Exercise aim: Copy the data exactly; pictures stay out of the copy.

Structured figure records

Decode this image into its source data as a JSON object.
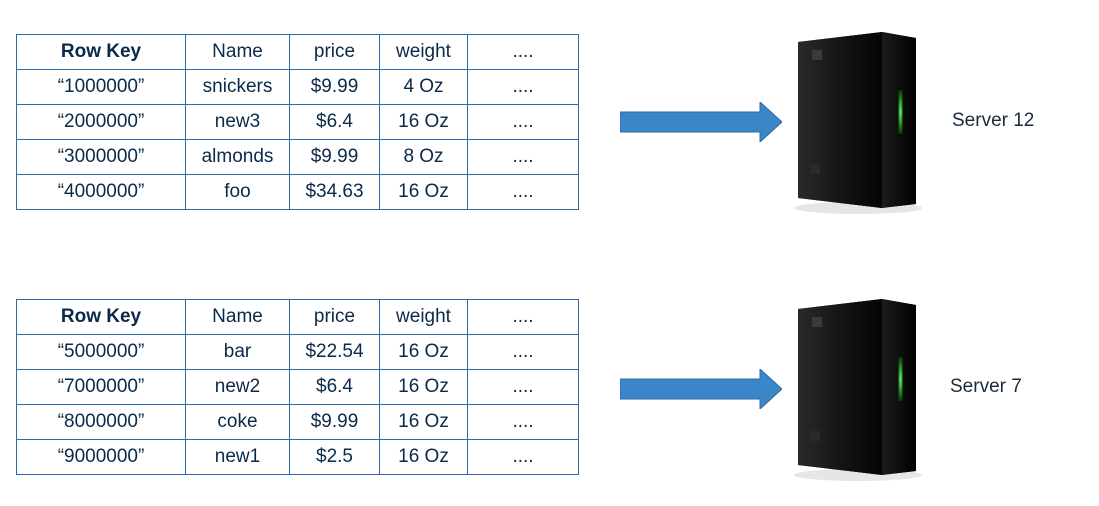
{
  "mappings": [
    {
      "table": {
        "headers": [
          "Row Key",
          "Name",
          "price",
          "weight",
          "...."
        ],
        "rows": [
          [
            "“1000000”",
            "snickers",
            "$9.99",
            "4 Oz",
            "...."
          ],
          [
            "“2000000”",
            "new3",
            "$6.4",
            "16 Oz",
            "...."
          ],
          [
            "“3000000”",
            "almonds",
            "$9.99",
            "8 Oz",
            "...."
          ],
          [
            "“4000000”",
            "foo",
            "$34.63",
            "16 Oz",
            "...."
          ]
        ]
      },
      "server_label": "Server 12",
      "server_icon": "server-tower-icon"
    },
    {
      "table": {
        "headers": [
          "Row Key",
          "Name",
          "price",
          "weight",
          "...."
        ],
        "rows": [
          [
            "“5000000”",
            "bar",
            "$22.54",
            "16 Oz",
            "...."
          ],
          [
            "“7000000”",
            "new2",
            "$6.4",
            "16 Oz",
            "...."
          ],
          [
            "“8000000”",
            "coke",
            "$9.99",
            "16 Oz",
            "...."
          ],
          [
            "“9000000”",
            "new1",
            "$2.5",
            "16 Oz",
            "...."
          ]
        ]
      },
      "server_label": "Server 7",
      "server_icon": "server-tower-icon"
    }
  ],
  "colors": {
    "table_border": "#2e6aa3",
    "table_text": "#0b2a4a",
    "arrow": "#3a86c8",
    "server_body": "#111111",
    "server_led": "#39d353"
  }
}
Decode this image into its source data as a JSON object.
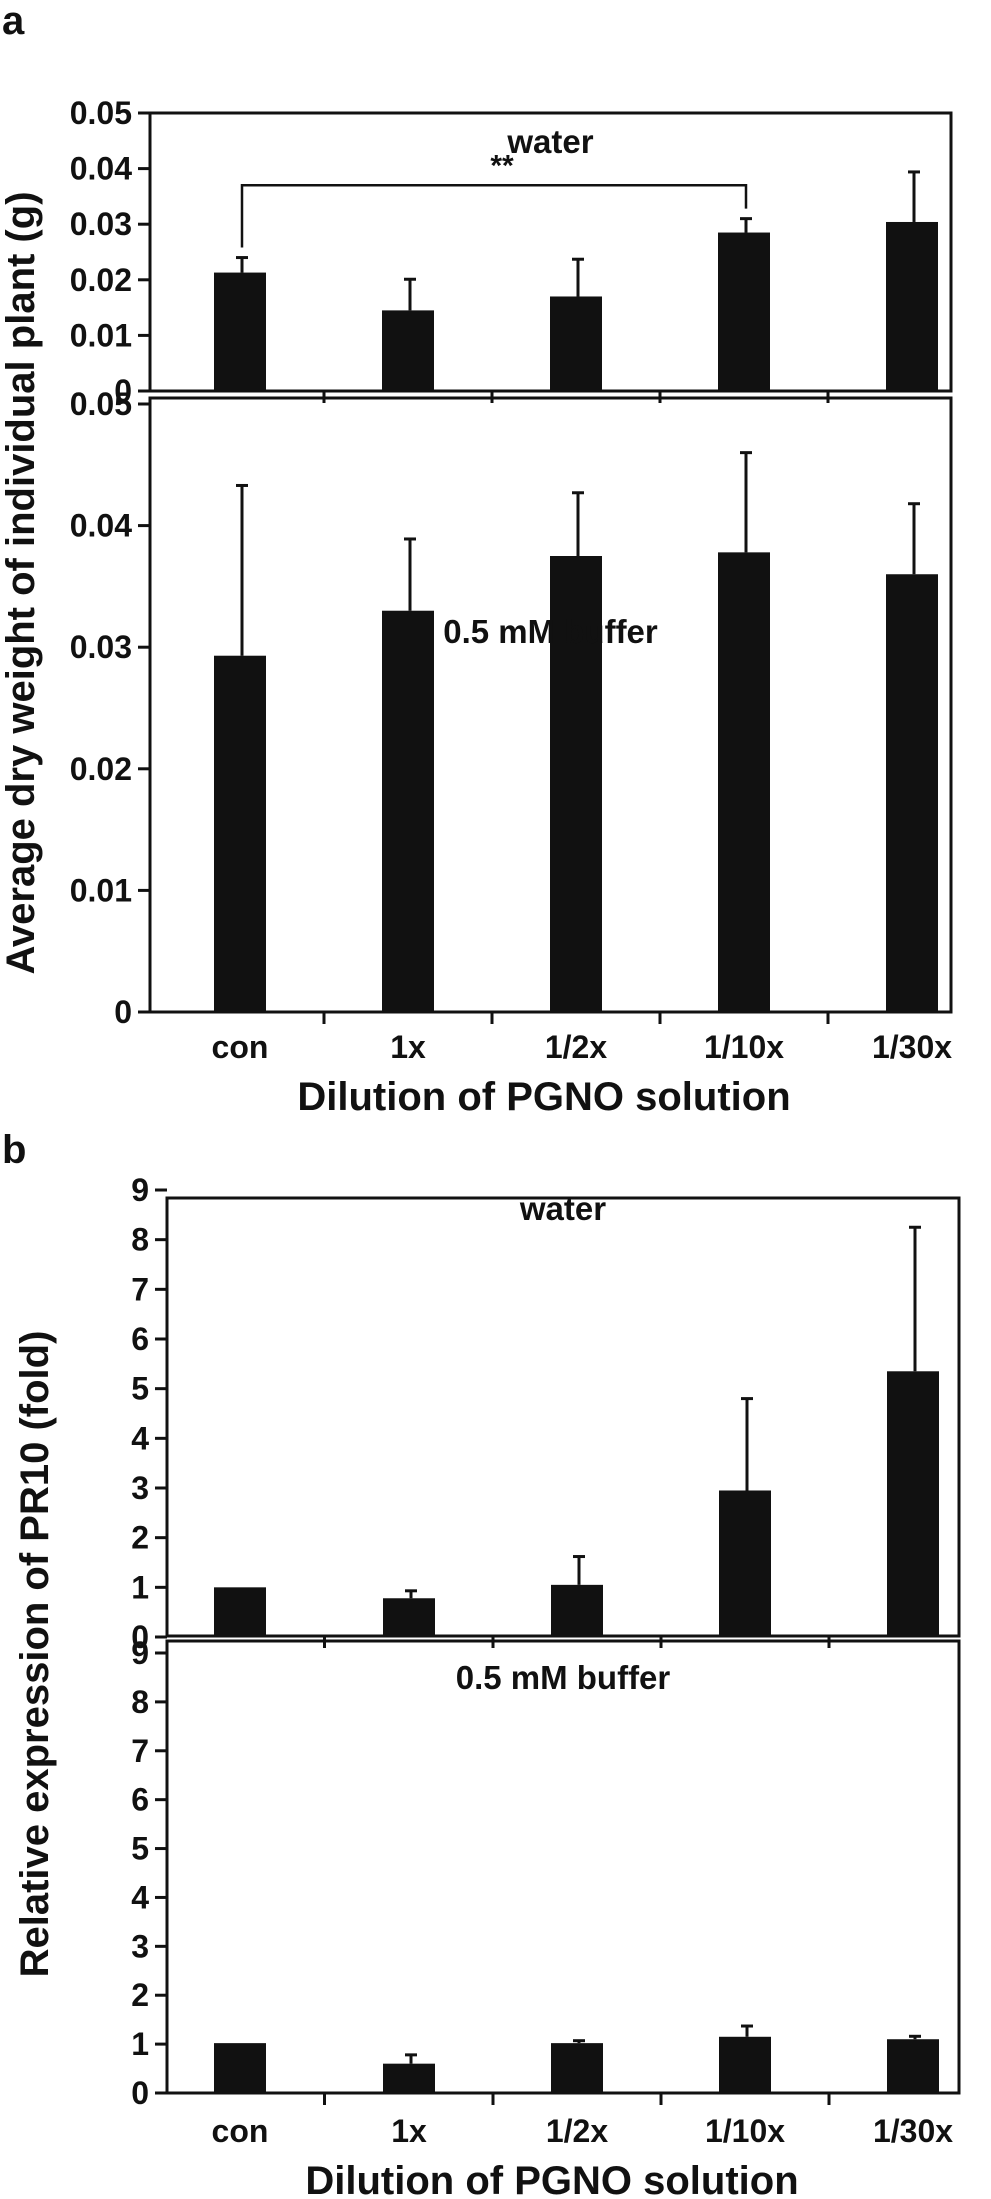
{
  "figure": {
    "xlabel": "Dilution of PGNO solution",
    "categories": [
      "con",
      "1x",
      "1/2x",
      "1/10x",
      "1/30x"
    ]
  },
  "panels": [
    {
      "letter": "a",
      "ylabel": "Average dry weight of individual  plant (g)",
      "xlabel": "Dilution of PGNO solution"
    },
    {
      "letter": "b",
      "ylabel": "Relative expression of PR10 (fold)",
      "xlabel": "Dilution of PGNO solution"
    }
  ],
  "chart_data": [
    {
      "type": "bar",
      "panel": "a",
      "title": "water",
      "categories": [
        "con",
        "1x",
        "1/2x",
        "1/10x",
        "1/30x"
      ],
      "values": [
        0.0213,
        0.0145,
        0.017,
        0.0285,
        0.0304
      ],
      "errors": [
        0.0027,
        0.0056,
        0.0067,
        0.0025,
        0.009
      ],
      "ylim": [
        0,
        0.05
      ],
      "yticks": [
        0,
        0.01,
        0.02,
        0.03,
        0.04,
        0.05
      ],
      "ytick_labels": [
        "0",
        "0.01",
        "0.02",
        "0.03",
        "0.04",
        "0.05"
      ],
      "significance": {
        "from": "con",
        "to": "1/10x",
        "label": "**",
        "level": 0.037
      }
    },
    {
      "type": "bar",
      "panel": "a",
      "title": "0.5 mM buffer",
      "categories": [
        "con",
        "1x",
        "1/2x",
        "1/10x",
        "1/30x"
      ],
      "values": [
        0.0293,
        0.033,
        0.0375,
        0.0378,
        0.036
      ],
      "errors": [
        0.014,
        0.0059,
        0.0052,
        0.0082,
        0.0058
      ],
      "ylim": [
        0,
        0.05
      ],
      "yticks": [
        0,
        0.01,
        0.02,
        0.03,
        0.04,
        0.05
      ],
      "ytick_labels": [
        "0",
        "0.01",
        "0.02",
        "0.03",
        "0.04",
        "0.05"
      ]
    },
    {
      "type": "bar",
      "panel": "b",
      "title": "water",
      "categories": [
        "con",
        "1x",
        "1/2x",
        "1/10x",
        "1/30x"
      ],
      "values": [
        1.0,
        0.78,
        1.05,
        2.95,
        5.35
      ],
      "errors": [
        0.0,
        0.15,
        0.57,
        1.85,
        2.9
      ],
      "ylim": [
        0,
        9
      ],
      "yticks": [
        0,
        1,
        2,
        3,
        4,
        5,
        6,
        7,
        8,
        9
      ],
      "ytick_labels": [
        "0",
        "1",
        "2",
        "3",
        "4",
        "5",
        "6",
        "7",
        "8",
        "9"
      ]
    },
    {
      "type": "bar",
      "panel": "b",
      "title": "0.5 mM buffer",
      "categories": [
        "con",
        "1x",
        "1/2x",
        "1/10x",
        "1/30x"
      ],
      "values": [
        1.02,
        0.6,
        1.02,
        1.15,
        1.1
      ],
      "errors": [
        0.0,
        0.18,
        0.05,
        0.22,
        0.06
      ],
      "ylim": [
        0,
        9
      ],
      "yticks": [
        0,
        1,
        2,
        3,
        4,
        5,
        6,
        7,
        8,
        9
      ],
      "ytick_labels": [
        "0",
        "1",
        "2",
        "3",
        "4",
        "5",
        "6",
        "7",
        "8",
        "9"
      ]
    }
  ]
}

The reply:
Decode this image into its source data as a JSON object.
{
  "mappings": [
    {
      "table": {
        "headers": [
          "Row Key",
          "Name",
          "price",
          "weight",
          "...."
        ],
        "rows": [
          [
            "“1000000”",
            "snickers",
            "$9.99",
            "4 Oz",
            "...."
          ],
          [
            "“2000000”",
            "new3",
            "$6.4",
            "16 Oz",
            "...."
          ],
          [
            "“3000000”",
            "almonds",
            "$9.99",
            "8 Oz",
            "...."
          ],
          [
            "“4000000”",
            "foo",
            "$34.63",
            "16 Oz",
            "...."
          ]
        ]
      },
      "server_label": "Server 12",
      "server_icon": "server-tower-icon"
    },
    {
      "table": {
        "headers": [
          "Row Key",
          "Name",
          "price",
          "weight",
          "...."
        ],
        "rows": [
          [
            "“5000000”",
            "bar",
            "$22.54",
            "16 Oz",
            "...."
          ],
          [
            "“7000000”",
            "new2",
            "$6.4",
            "16 Oz",
            "...."
          ],
          [
            "“8000000”",
            "coke",
            "$9.99",
            "16 Oz",
            "...."
          ],
          [
            "“9000000”",
            "new1",
            "$2.5",
            "16 Oz",
            "...."
          ]
        ]
      },
      "server_label": "Server 7",
      "server_icon": "server-tower-icon"
    }
  ],
  "colors": {
    "table_border": "#2e6aa3",
    "table_text": "#0b2a4a",
    "arrow": "#3a86c8",
    "server_body": "#111111",
    "server_led": "#39d353"
  }
}
Decode this image into its source data as a JSON object.
{
  "figure": {
    "xlabel": "Dilution of PGNO solution",
    "categories": [
      "con",
      "1x",
      "1/2x",
      "1/10x",
      "1/30x"
    ]
  },
  "panels": [
    {
      "letter": "a",
      "ylabel": "Average dry weight of individual  plant (g)",
      "xlabel": "Dilution of PGNO solution"
    },
    {
      "letter": "b",
      "ylabel": "Relative expression of PR10 (fold)",
      "xlabel": "Dilution of PGNO solution"
    }
  ],
  "chart_data": [
    {
      "type": "bar",
      "panel": "a",
      "title": "water",
      "categories": [
        "con",
        "1x",
        "1/2x",
        "1/10x",
        "1/30x"
      ],
      "values": [
        0.0213,
        0.0145,
        0.017,
        0.0285,
        0.0304
      ],
      "errors": [
        0.0027,
        0.0056,
        0.0067,
        0.0025,
        0.009
      ],
      "ylim": [
        0,
        0.05
      ],
      "yticks": [
        0,
        0.01,
        0.02,
        0.03,
        0.04,
        0.05
      ],
      "ytick_labels": [
        "0",
        "0.01",
        "0.02",
        "0.03",
        "0.04",
        "0.05"
      ],
      "significance": {
        "from": "con",
        "to": "1/10x",
        "label": "**",
        "level": 0.037
      }
    },
    {
      "type": "bar",
      "panel": "a",
      "title": "0.5 mM buffer",
      "categories": [
        "con",
        "1x",
        "1/2x",
        "1/10x",
        "1/30x"
      ],
      "values": [
        0.0293,
        0.033,
        0.0375,
        0.0378,
        0.036
      ],
      "errors": [
        0.014,
        0.0059,
        0.0052,
        0.0082,
        0.0058
      ],
      "ylim": [
        0,
        0.05
      ],
      "yticks": [
        0,
        0.01,
        0.02,
        0.03,
        0.04,
        0.05
      ],
      "ytick_labels": [
        "0",
        "0.01",
        "0.02",
        "0.03",
        "0.04",
        "0.05"
      ]
    },
    {
      "type": "bar",
      "panel": "b",
      "title": "water",
      "categories": [
        "con",
        "1x",
        "1/2x",
        "1/10x",
        "1/30x"
      ],
      "values": [
        1.0,
        0.78,
        1.05,
        2.95,
        5.35
      ],
      "errors": [
        0.0,
        0.15,
        0.57,
        1.85,
        2.9
      ],
      "ylim": [
        0,
        9
      ],
      "yticks": [
        0,
        1,
        2,
        3,
        4,
        5,
        6,
        7,
        8,
        9
      ],
      "ytick_labels": [
        "0",
        "1",
        "2",
        "3",
        "4",
        "5",
        "6",
        "7",
        "8",
        "9"
      ]
    },
    {
      "type": "bar",
      "panel": "b",
      "title": "0.5 mM buffer",
      "categories": [
        "con",
        "1x",
        "1/2x",
        "1/10x",
        "1/30x"
      ],
      "values": [
        1.02,
        0.6,
        1.02,
        1.15,
        1.1
      ],
      "errors": [
        0.0,
        0.18,
        0.05,
        0.22,
        0.06
      ],
      "ylim": [
        0,
        9
      ],
      "yticks": [
        0,
        1,
        2,
        3,
        4,
        5,
        6,
        7,
        8,
        9
      ],
      "ytick_labels": [
        "0",
        "1",
        "2",
        "3",
        "4",
        "5",
        "6",
        "7",
        "8",
        "9"
      ]
    }
  ]
}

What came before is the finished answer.